## START Data for processing
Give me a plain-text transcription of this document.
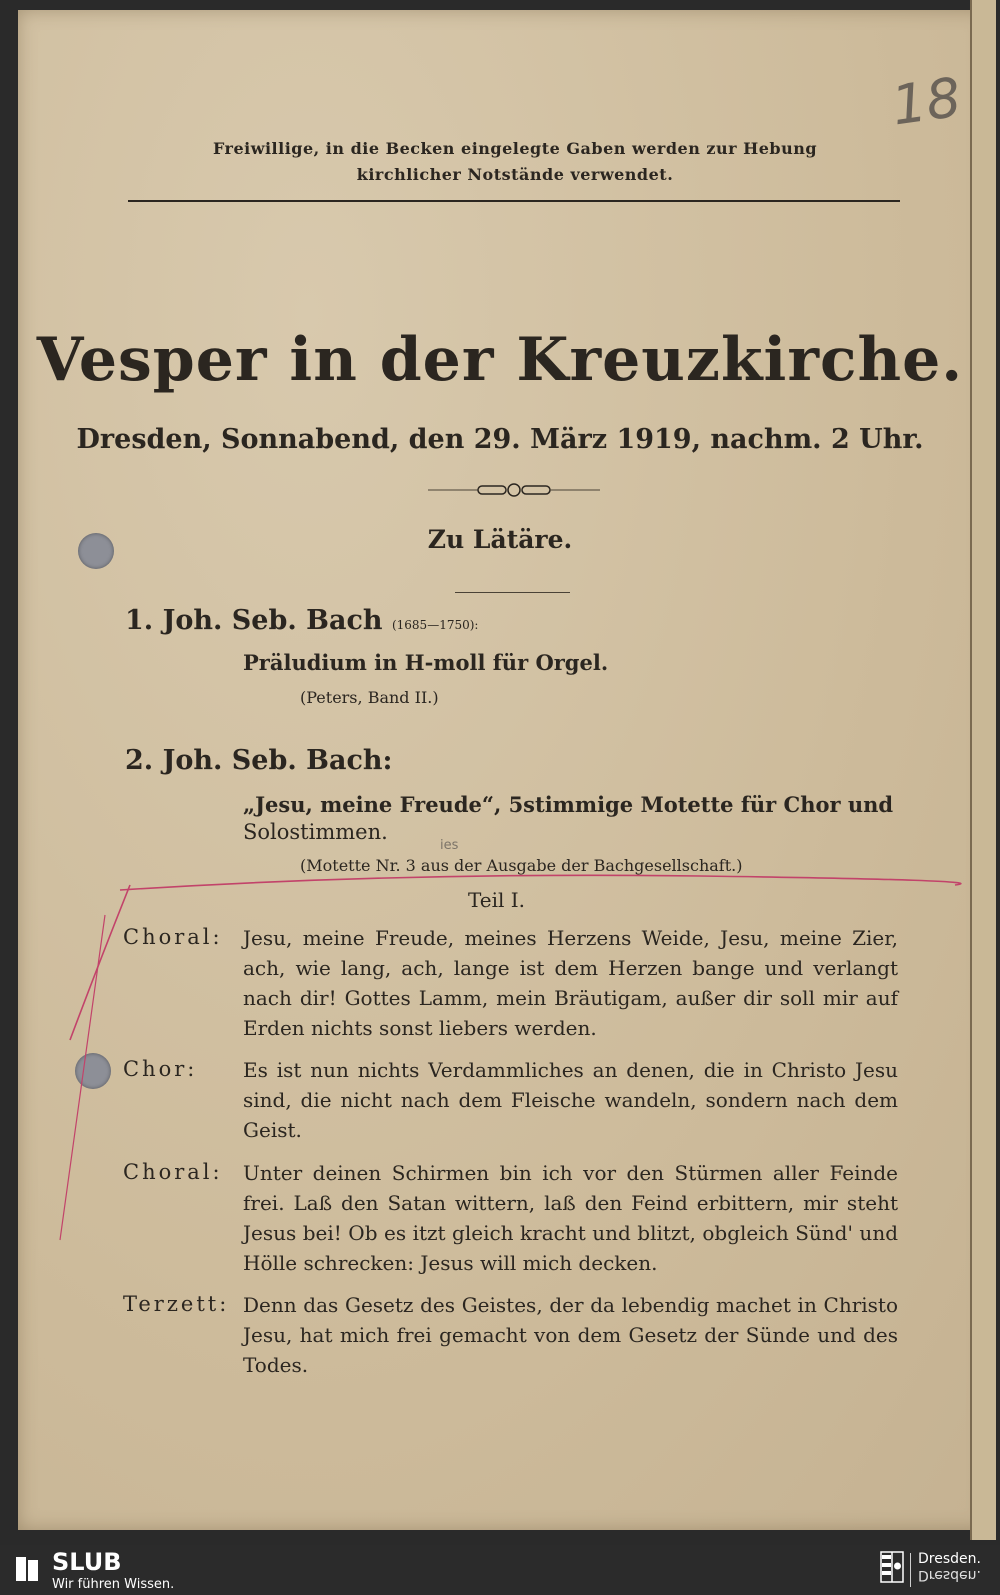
Freiwillige, in die Becken eingelegte Gaben werden zur Hebung
kirchlicher Notstände verwendet.
18
Vesper in der Kreuzkirche.
Dresden, Sonnabend, den 29. März 1919, nachm. 2 Uhr.
Zu Lätäre.
1. Joh. Seb. Bach (1685—1750):
Präludium in H-moll für Orgel.
(Peters, Band II.)
2. Joh. Seb. Bach:
„Jesu, meine Freude“, 5stimmige Motette für Chor und
Solostimmen.
ies
(Motette Nr. 3 aus der Ausgabe der Bachgesellschaft.)
Teil I.
Choral: Jesu, meine Freude, meines Herzens Weide, Jesu, meine Zier, ach, wie lang, ach, lange ist dem Herzen bange und verlangt nach dir! Gottes Lamm, mein Bräutigam, außer dir soll mir auf Erden nichts sonst liebers werden.
Chor: Es ist nun nichts Verdammliches an denen, die in Christo Jesu sind, die nicht nach dem Fleische wandeln, sondern nach dem Geist.
Choral: Unter deinen Schirmen bin ich vor den Stürmen aller Feinde frei. Laß den Satan wittern, laß den Feind erbittern, mir steht Jesus bei! Ob es itzt gleich kracht und blitzt, obgleich Sünd' und Hölle schrecken: Jesus will mich decken.
Terzett: Denn das Gesetz des Geistes, der da lebendig machet in Christo Jesu, hat mich frei gemacht von dem Gesetz der Sünde und des Todes.
SLUB
Wir führen Wissen.
Dresden.
Dresden.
## END Data for processing
Exercise description :: Search the entries for the word "Freude", then gather every line that has it.

Answer to this exercise ::
„Jesu, meine Freude“, 5stimmige Motette für Chor und
Choral: Jesu, meine Freude, meines Herzens Weide, Jesu, meine Zier, ach, wie lang, ach, lange ist dem Herzen bange und verlangt nach dir! Gottes Lamm, mein Bräutigam, außer dir soll mir auf Erden nichts sonst liebers werden.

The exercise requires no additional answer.